What you are asked to do> Don't copy the pictures; return every other part of the records exactly.

Chart and figure data
******************************
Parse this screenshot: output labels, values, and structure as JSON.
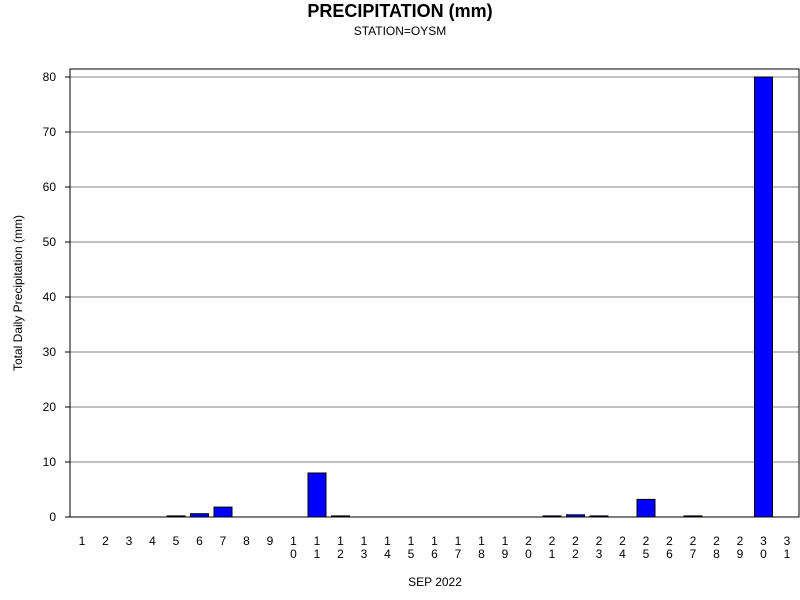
{
  "chart_data": {
    "type": "bar",
    "title": "PRECIPITATION (mm)",
    "subtitle": "STATION=OYSM",
    "xlabel": "SEP 2022",
    "ylabel": "Total Daily Precipitation (mm)",
    "ylim": [
      0,
      80
    ],
    "yticks": [
      0,
      10,
      20,
      30,
      40,
      50,
      60,
      70,
      80
    ],
    "grid": true,
    "bar_color": "#0000ff",
    "categories": [
      "1",
      "2",
      "3",
      "4",
      "5",
      "6",
      "7",
      "8",
      "9",
      "10",
      "11",
      "12",
      "13",
      "14",
      "15",
      "16",
      "17",
      "18",
      "19",
      "20",
      "21",
      "22",
      "23",
      "24",
      "25",
      "26",
      "27",
      "28",
      "29",
      "30",
      "31"
    ],
    "values": [
      0,
      0,
      0,
      0,
      0.2,
      0.6,
      1.8,
      0,
      0,
      0,
      8.0,
      0.2,
      0,
      0,
      0,
      0,
      0,
      0,
      0,
      0,
      0.2,
      0.4,
      0.2,
      0,
      3.2,
      0,
      0.2,
      0,
      0,
      80.0,
      null
    ]
  }
}
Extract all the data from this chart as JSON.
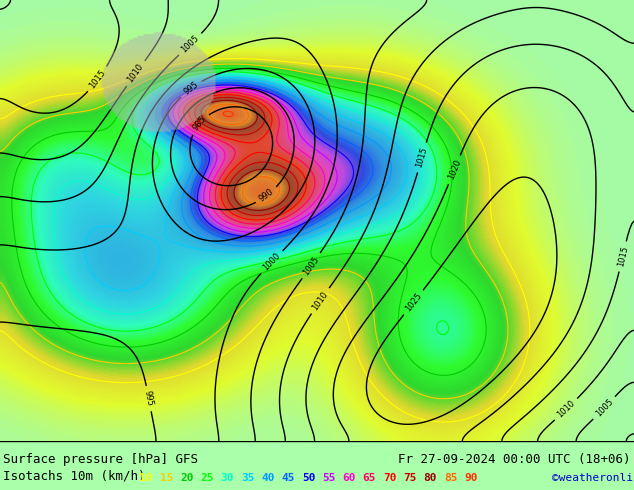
{
  "title_left": "Surface pressure [hPa] GFS",
  "title_right": "Fr 27-09-2024 00:00 UTC (18+06)",
  "subtitle_left": "Isotachs 10m (km/h)",
  "copyright": "©weatheronline.co.uk",
  "legend_values": [
    10,
    15,
    20,
    25,
    30,
    35,
    40,
    45,
    50,
    55,
    60,
    65,
    70,
    75,
    80,
    85,
    90
  ],
  "legend_colors": [
    "#ffff00",
    "#ffcc00",
    "#00cc00",
    "#00ff00",
    "#00ffcc",
    "#00ccff",
    "#0099ff",
    "#0066ff",
    "#0000ff",
    "#cc00ff",
    "#ff00cc",
    "#ff0066",
    "#ff0000",
    "#cc0000",
    "#990000",
    "#ff6600",
    "#ff3300"
  ],
  "bg_color": "#aaffaa",
  "map_bg_light": "#ccffcc",
  "bottom_bar_color": "#000000",
  "text_color_left": "#000000",
  "text_color_right": "#000000",
  "copyright_color": "#0000cc",
  "title_fontsize": 9,
  "subtitle_fontsize": 9,
  "legend_fontsize": 8,
  "figwidth": 6.34,
  "figheight": 4.9,
  "dpi": 100
}
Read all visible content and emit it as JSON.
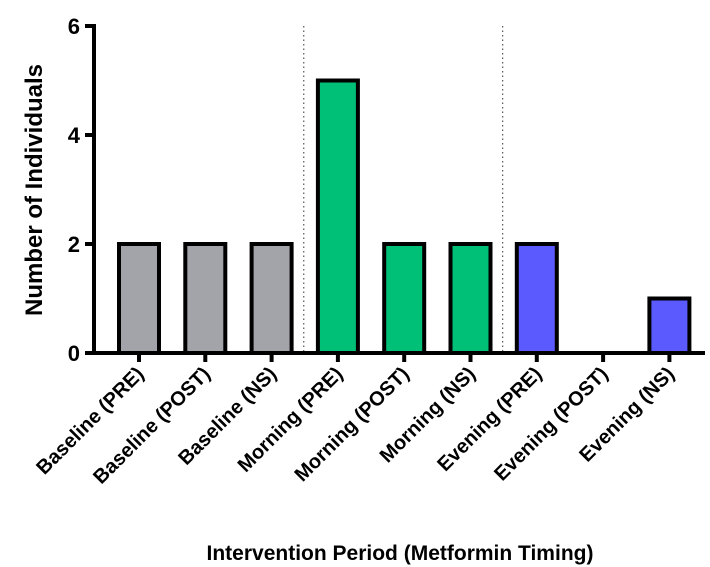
{
  "chart_data": {
    "type": "bar",
    "title": "",
    "xlabel": "Intervention Period (Metformin Timing)",
    "ylabel": "Number of Individuals",
    "ylim": [
      0,
      6
    ],
    "yticks": [
      0,
      2,
      4,
      6
    ],
    "grid": false,
    "categories": [
      "Baseline (PRE)",
      "Baseline (POST)",
      "Baseline (NS)",
      "Morning (PRE)",
      "Morning (POST)",
      "Morning (NS)",
      "Evening (PRE)",
      "Evening (POST)",
      "Evening (NS)"
    ],
    "values": [
      2,
      2,
      2,
      5,
      2,
      2,
      2,
      0,
      1
    ],
    "groups": [
      {
        "name": "Baseline",
        "color": "#a3a3aa",
        "count": 3
      },
      {
        "name": "Morning",
        "color": "#00c077",
        "count": 3
      },
      {
        "name": "Evening",
        "color": "#5a5aff",
        "count": 3
      }
    ],
    "separators": "dotted vertical lines between groups"
  }
}
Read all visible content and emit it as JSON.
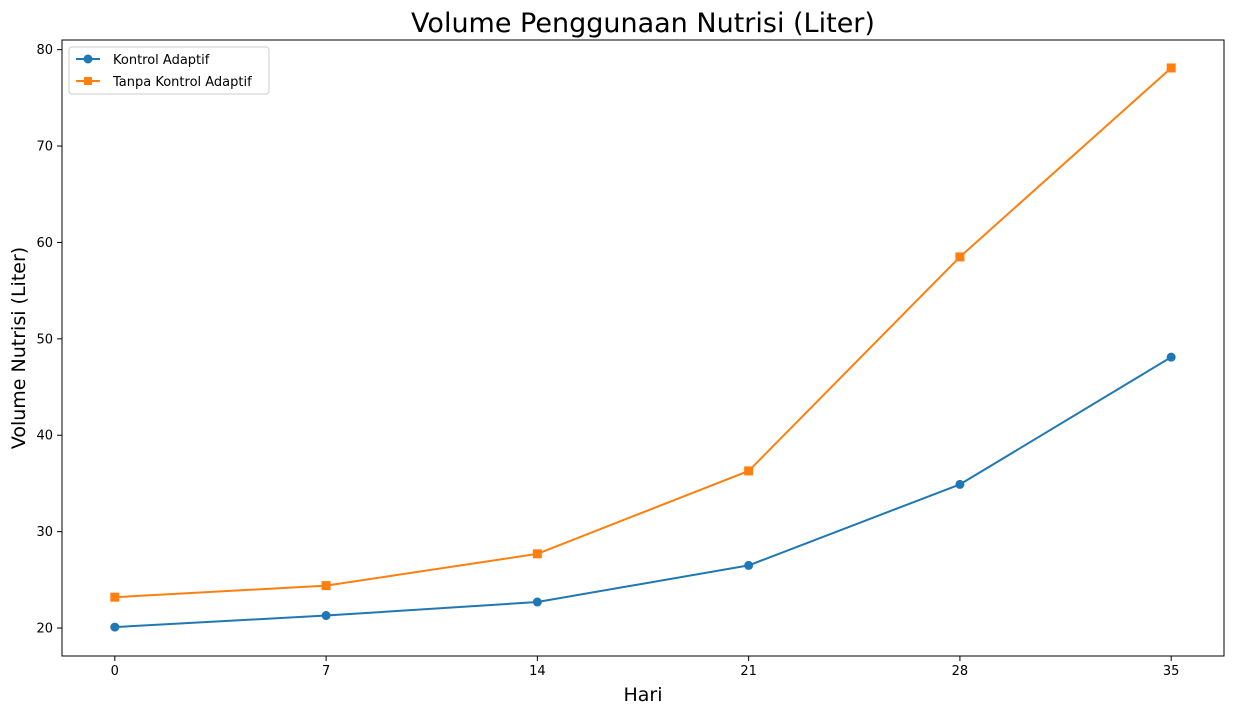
{
  "chart_data": {
    "type": "line",
    "title": "Volume Penggunaan Nutrisi (Liter)",
    "xlabel": "Hari",
    "ylabel": "Volume Nutrisi (Liter)",
    "x": [
      0,
      7,
      14,
      21,
      28,
      35
    ],
    "x_tick_labels": [
      "0",
      "7",
      "14",
      "21",
      "28",
      "35"
    ],
    "y_ticks": [
      20,
      30,
      40,
      50,
      60,
      70,
      80
    ],
    "y_tick_labels": [
      "20",
      "30",
      "40",
      "50",
      "60",
      "70",
      "80"
    ],
    "xlim": [
      -1.75,
      36.75
    ],
    "ylim": [
      17.1,
      81.0
    ],
    "grid": false,
    "legend_position": "upper left",
    "series": [
      {
        "name": "Kontrol Adaptif",
        "color": "#1f77b4",
        "marker": "circle",
        "values": [
          20.1,
          21.3,
          22.7,
          26.5,
          34.9,
          48.1
        ]
      },
      {
        "name": "Tanpa Kontrol Adaptif",
        "color": "#ff7f0e",
        "marker": "square",
        "values": [
          23.2,
          24.4,
          27.7,
          36.3,
          58.5,
          78.1
        ]
      }
    ]
  }
}
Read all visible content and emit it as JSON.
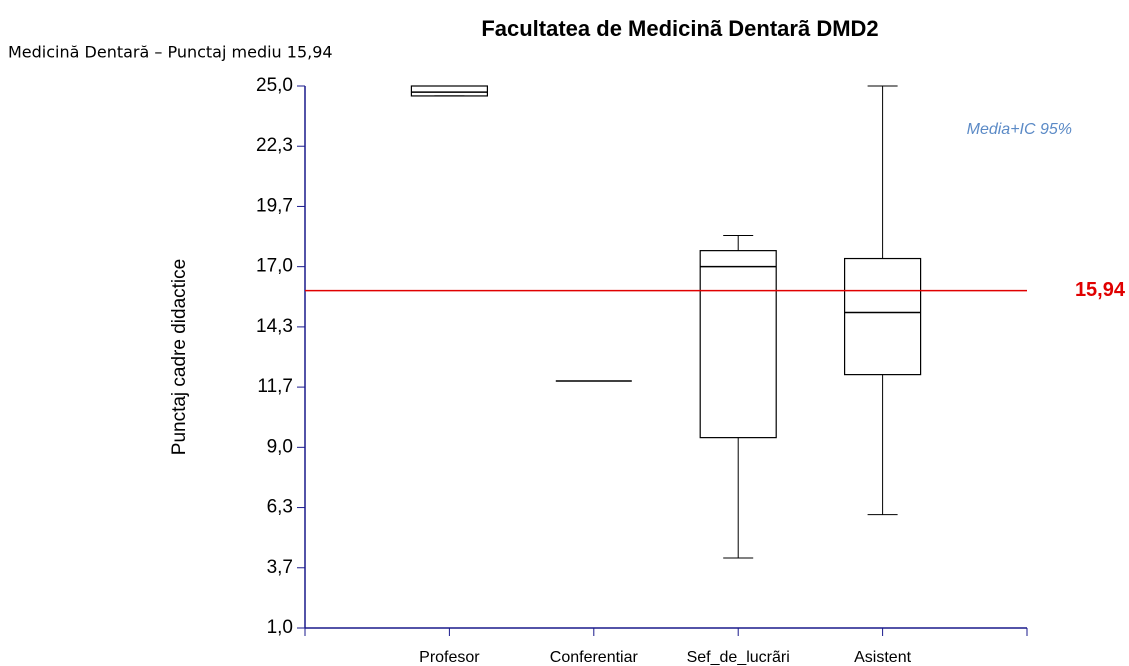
{
  "chart_data": {
    "type": "box",
    "title": "Facultatea de Medicinã  Dentarã DMD2",
    "subtitle": "Medicină Dentară – Punctaj mediu 15,94",
    "y_label": "Punctaj cadre didactice",
    "annotation": "Media+IC 95%",
    "categories": [
      "Profesor",
      "Conferentiar",
      "Sef_de_lucrãri",
      "Asistent"
    ],
    "boxes": [
      {
        "min": 24.56,
        "q1": 24.56,
        "median": 24.73,
        "q3": 25.0,
        "max": 25.0
      },
      {
        "min": 11.94,
        "q1": 11.94,
        "median": 11.94,
        "q3": 11.94,
        "max": 11.94
      },
      {
        "min": 4.1,
        "q1": 9.43,
        "median": 17.0,
        "q3": 17.71,
        "max": 18.38
      },
      {
        "min": 6.02,
        "q1": 12.22,
        "median": 14.97,
        "q3": 17.36,
        "max": 25.0
      }
    ],
    "color": "#000000",
    "reference_line": {
      "value": 15.94,
      "label": "15,94",
      "color": "#e00000"
    },
    "ylim": [
      1.0,
      25.0
    ],
    "yticks": [
      {
        "value": 1.0,
        "label": "1,0"
      },
      {
        "value": 3.667,
        "label": "3,7"
      },
      {
        "value": 6.333,
        "label": "6,3"
      },
      {
        "value": 9.0,
        "label": "9,0"
      },
      {
        "value": 11.667,
        "label": "11,7"
      },
      {
        "value": 14.333,
        "label": "14,3"
      },
      {
        "value": 17.0,
        "label": "17,0"
      },
      {
        "value": 19.667,
        "label": "19,7"
      },
      {
        "value": 22.333,
        "label": "22,3"
      },
      {
        "value": 25.0,
        "label": "25,0"
      }
    ]
  }
}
******************************
Output>
Parse this screenshot: output labels, values, and structure as JSON.
{
  "chart_data": {
    "type": "bar",
    "title": "PRECIPITATION (mm)",
    "subtitle": "STATION=OYSM",
    "xlabel": "SEP 2022",
    "ylabel": "Total Daily Precipitation (mm)",
    "ylim": [
      0,
      80
    ],
    "yticks": [
      0,
      10,
      20,
      30,
      40,
      50,
      60,
      70,
      80
    ],
    "grid": true,
    "bar_color": "#0000ff",
    "categories": [
      "1",
      "2",
      "3",
      "4",
      "5",
      "6",
      "7",
      "8",
      "9",
      "10",
      "11",
      "12",
      "13",
      "14",
      "15",
      "16",
      "17",
      "18",
      "19",
      "20",
      "21",
      "22",
      "23",
      "24",
      "25",
      "26",
      "27",
      "28",
      "29",
      "30",
      "31"
    ],
    "values": [
      0,
      0,
      0,
      0,
      0.2,
      0.6,
      1.8,
      0,
      0,
      0,
      8.0,
      0.2,
      0,
      0,
      0,
      0,
      0,
      0,
      0,
      0,
      0.2,
      0.4,
      0.2,
      0,
      3.2,
      0,
      0.2,
      0,
      0,
      80.0,
      null
    ]
  }
}
Extract all the data from this chart as JSON.
{
  "title_left": "Surface pressure [hPa] GFS",
  "title_right": "Fr 27-09-2024 00:00 UTC (18+06)",
  "subtitle_left": "Isotachs 10m (km/h)",
  "copyright": "©weatheronline.co.uk",
  "legend_values": [
    10,
    15,
    20,
    25,
    30,
    35,
    40,
    45,
    50,
    55,
    60,
    65,
    70,
    75,
    80,
    85,
    90
  ],
  "legend_colors": [
    "#ffff00",
    "#ffcc00",
    "#00cc00",
    "#00ff00",
    "#00ffcc",
    "#00ccff",
    "#0099ff",
    "#0066ff",
    "#0000ff",
    "#cc00ff",
    "#ff00cc",
    "#ff0066",
    "#ff0000",
    "#cc0000",
    "#990000",
    "#ff6600",
    "#ff3300"
  ],
  "bg_color": "#aaffaa",
  "map_bg_light": "#ccffcc",
  "bottom_bar_color": "#000000",
  "text_color_left": "#000000",
  "text_color_right": "#000000",
  "copyright_color": "#0000cc",
  "title_fontsize": 9,
  "subtitle_fontsize": 9,
  "legend_fontsize": 8,
  "figwidth": 6.34,
  "figheight": 4.9,
  "dpi": 100
}
Read all visible content and emit it as JSON.
{
  "chart_data": {
    "type": "bar",
    "title": "",
    "xlabel": "Intervention Period (Metformin Timing)",
    "ylabel": "Number of Individuals",
    "ylim": [
      0,
      6
    ],
    "yticks": [
      0,
      2,
      4,
      6
    ],
    "grid": false,
    "categories": [
      "Baseline (PRE)",
      "Baseline (POST)",
      "Baseline (NS)",
      "Morning (PRE)",
      "Morning (POST)",
      "Morning (NS)",
      "Evening (PRE)",
      "Evening (POST)",
      "Evening (NS)"
    ],
    "values": [
      2,
      2,
      2,
      5,
      2,
      2,
      2,
      0,
      1
    ],
    "groups": [
      {
        "name": "Baseline",
        "color": "#a3a3aa",
        "count": 3
      },
      {
        "name": "Morning",
        "color": "#00c077",
        "count": 3
      },
      {
        "name": "Evening",
        "color": "#5a5aff",
        "count": 3
      }
    ],
    "separators": "dotted vertical lines between groups"
  }
}
Read all visible content and emit it as JSON.
{
  "chart_data": {
    "type": "line",
    "title": "Volume Penggunaan Nutrisi (Liter)",
    "xlabel": "Hari",
    "ylabel": "Volume Nutrisi (Liter)",
    "x": [
      0,
      7,
      14,
      21,
      28,
      35
    ],
    "x_tick_labels": [
      "0",
      "7",
      "14",
      "21",
      "28",
      "35"
    ],
    "y_ticks": [
      20,
      30,
      40,
      50,
      60,
      70,
      80
    ],
    "y_tick_labels": [
      "20",
      "30",
      "40",
      "50",
      "60",
      "70",
      "80"
    ],
    "xlim": [
      -1.75,
      36.75
    ],
    "ylim": [
      17.1,
      81.0
    ],
    "grid": false,
    "legend_position": "upper left",
    "series": [
      {
        "name": "Kontrol Adaptif",
        "color": "#1f77b4",
        "marker": "circle",
        "values": [
          20.1,
          21.3,
          22.7,
          26.5,
          34.9,
          48.1
        ]
      },
      {
        "name": "Tanpa Kontrol Adaptif",
        "color": "#ff7f0e",
        "marker": "square",
        "values": [
          23.2,
          24.4,
          27.7,
          36.3,
          58.5,
          78.1
        ]
      }
    ]
  }
}
Read all visible content and emit it as JSON.
{
  "chart_data": {
    "type": "box",
    "title": "Facultatea de Medicinã  Dentarã DMD2",
    "subtitle": "Medicină Dentară – Punctaj mediu 15,94",
    "y_label": "Punctaj cadre didactice",
    "annotation": "Media+IC 95%",
    "categories": [
      "Profesor",
      "Conferentiar",
      "Sef_de_lucrãri",
      "Asistent"
    ],
    "boxes": [
      {
        "min": 24.56,
        "q1": 24.56,
        "median": 24.73,
        "q3": 25.0,
        "max": 25.0
      },
      {
        "min": 11.94,
        "q1": 11.94,
        "median": 11.94,
        "q3": 11.94,
        "max": 11.94
      },
      {
        "min": 4.1,
        "q1": 9.43,
        "median": 17.0,
        "q3": 17.71,
        "max": 18.38
      },
      {
        "min": 6.02,
        "q1": 12.22,
        "median": 14.97,
        "q3": 17.36,
        "max": 25.0
      }
    ],
    "color": "#000000",
    "reference_line": {
      "value": 15.94,
      "label": "15,94",
      "color": "#e00000"
    },
    "ylim": [
      1.0,
      25.0
    ],
    "yticks": [
      {
        "value": 1.0,
        "label": "1,0"
      },
      {
        "value": 3.667,
        "label": "3,7"
      },
      {
        "value": 6.333,
        "label": "6,3"
      },
      {
        "value": 9.0,
        "label": "9,0"
      },
      {
        "value": 11.667,
        "label": "11,7"
      },
      {
        "value": 14.333,
        "label": "14,3"
      },
      {
        "value": 17.0,
        "label": "17,0"
      },
      {
        "value": 19.667,
        "label": "19,7"
      },
      {
        "value": 22.333,
        "label": "22,3"
      },
      {
        "value": 25.0,
        "label": "25,0"
      }
    ]
  }
}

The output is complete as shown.